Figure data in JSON
* START *

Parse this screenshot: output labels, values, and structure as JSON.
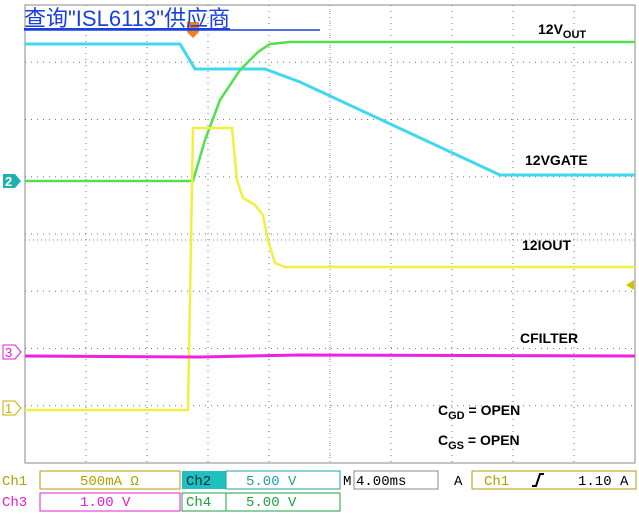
{
  "link": "查询\"ISL6113\"供应商",
  "labels": {
    "out": {
      "main": "12V",
      "sub": "OUT"
    },
    "gate": "12VGATE",
    "iout": "12IOUT",
    "cfilter": "CFILTER",
    "cgd": {
      "main": "C",
      "sub": "GD",
      "rest": " = OPEN"
    },
    "cgs": {
      "main": "C",
      "sub": "GS",
      "rest": " = OPEN"
    }
  },
  "markers": [
    "2",
    "3",
    "1"
  ],
  "status": {
    "ch1": "Ch1",
    "ch1_scale": "500mA Ω",
    "ch2": "Ch2",
    "ch2_scale": "5.00 V",
    "time_prefix": "M",
    "time_scale": "4.00ms",
    "trig_mode": "A",
    "trig_source": "Ch1",
    "trig_level": "1.10 A",
    "ch3": "Ch3",
    "ch3_scale": "1.00 V",
    "ch4": "Ch4",
    "ch4_scale": "5.00 V"
  }
}
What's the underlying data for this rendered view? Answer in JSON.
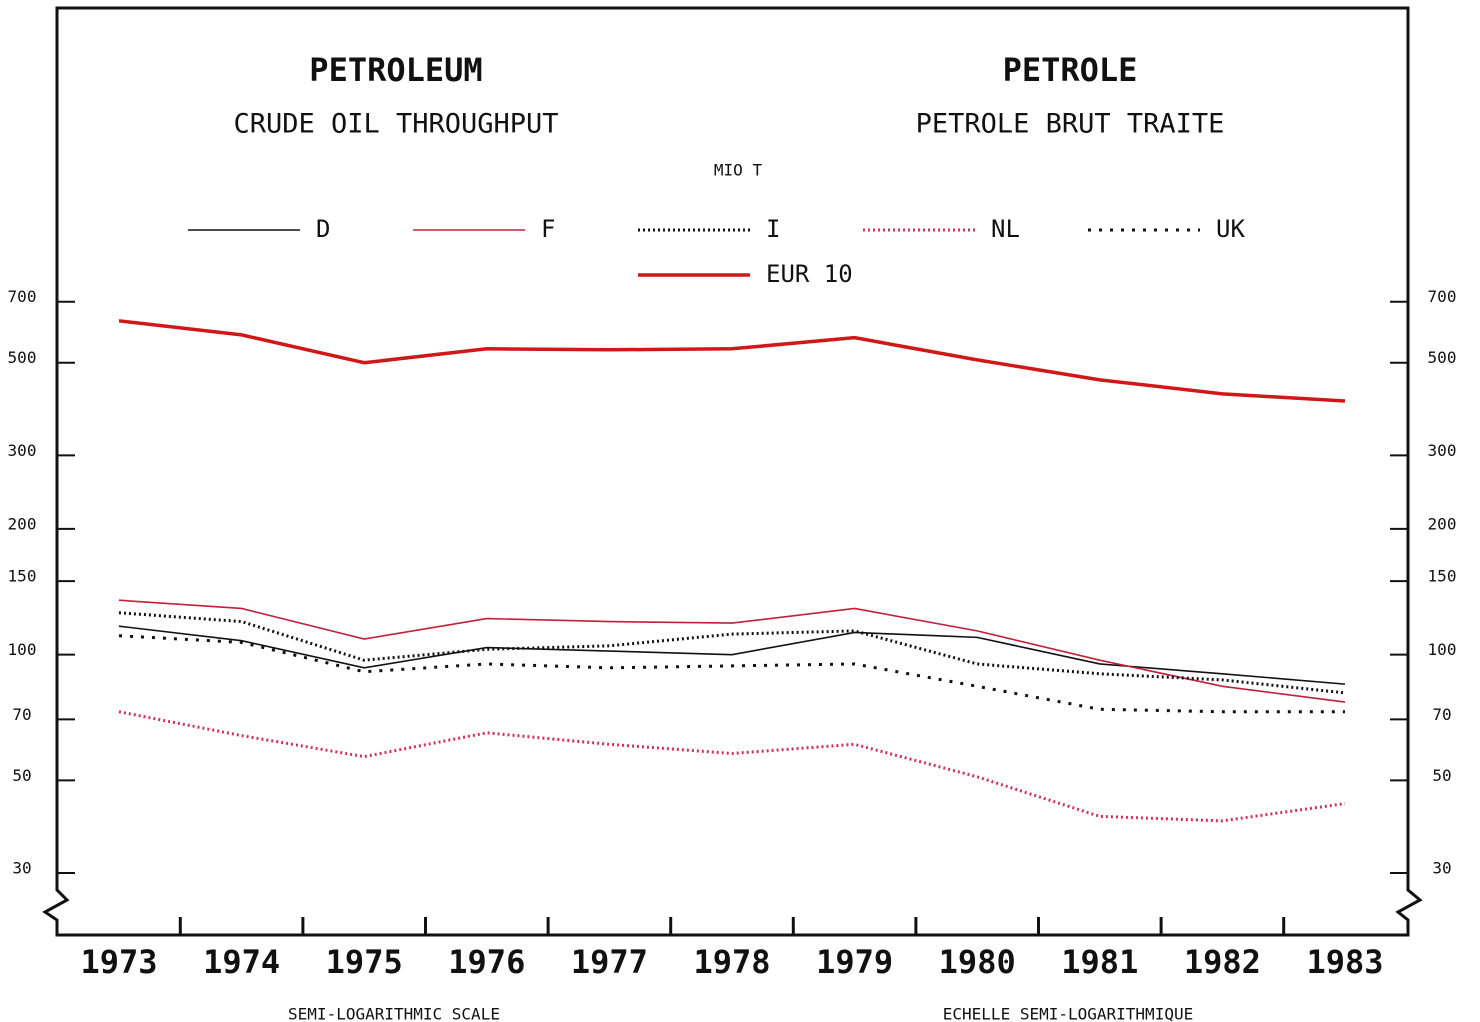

* END *

**OBJECTIVE:** The records above need to be restated word for word, with the pictures left out.

**FULL OUTPUT:**
Parse this screenshot: output labels, values, and structure as JSON.
{
  "link": "查询\"ISL6113\"供应商",
  "labels": {
    "out": {
      "main": "12V",
      "sub": "OUT"
    },
    "gate": "12VGATE",
    "iout": "12IOUT",
    "cfilter": "CFILTER",
    "cgd": {
      "main": "C",
      "sub": "GD",
      "rest": " = OPEN"
    },
    "cgs": {
      "main": "C",
      "sub": "GS",
      "rest": " = OPEN"
    }
  },
  "markers": [
    "2",
    "3",
    "1"
  ],
  "status": {
    "ch1": "Ch1",
    "ch1_scale": "500mA Ω",
    "ch2": "Ch2",
    "ch2_scale": "5.00 V",
    "time_prefix": "M",
    "time_scale": "4.00ms",
    "trig_mode": "A",
    "trig_source": "Ch1",
    "trig_level": "1.10 A",
    "ch3": "Ch3",
    "ch3_scale": "1.00 V",
    "ch4": "Ch4",
    "ch4_scale": "5.00 V"
  }
}
What's the underlying data for this rendered view? Answer in JSON.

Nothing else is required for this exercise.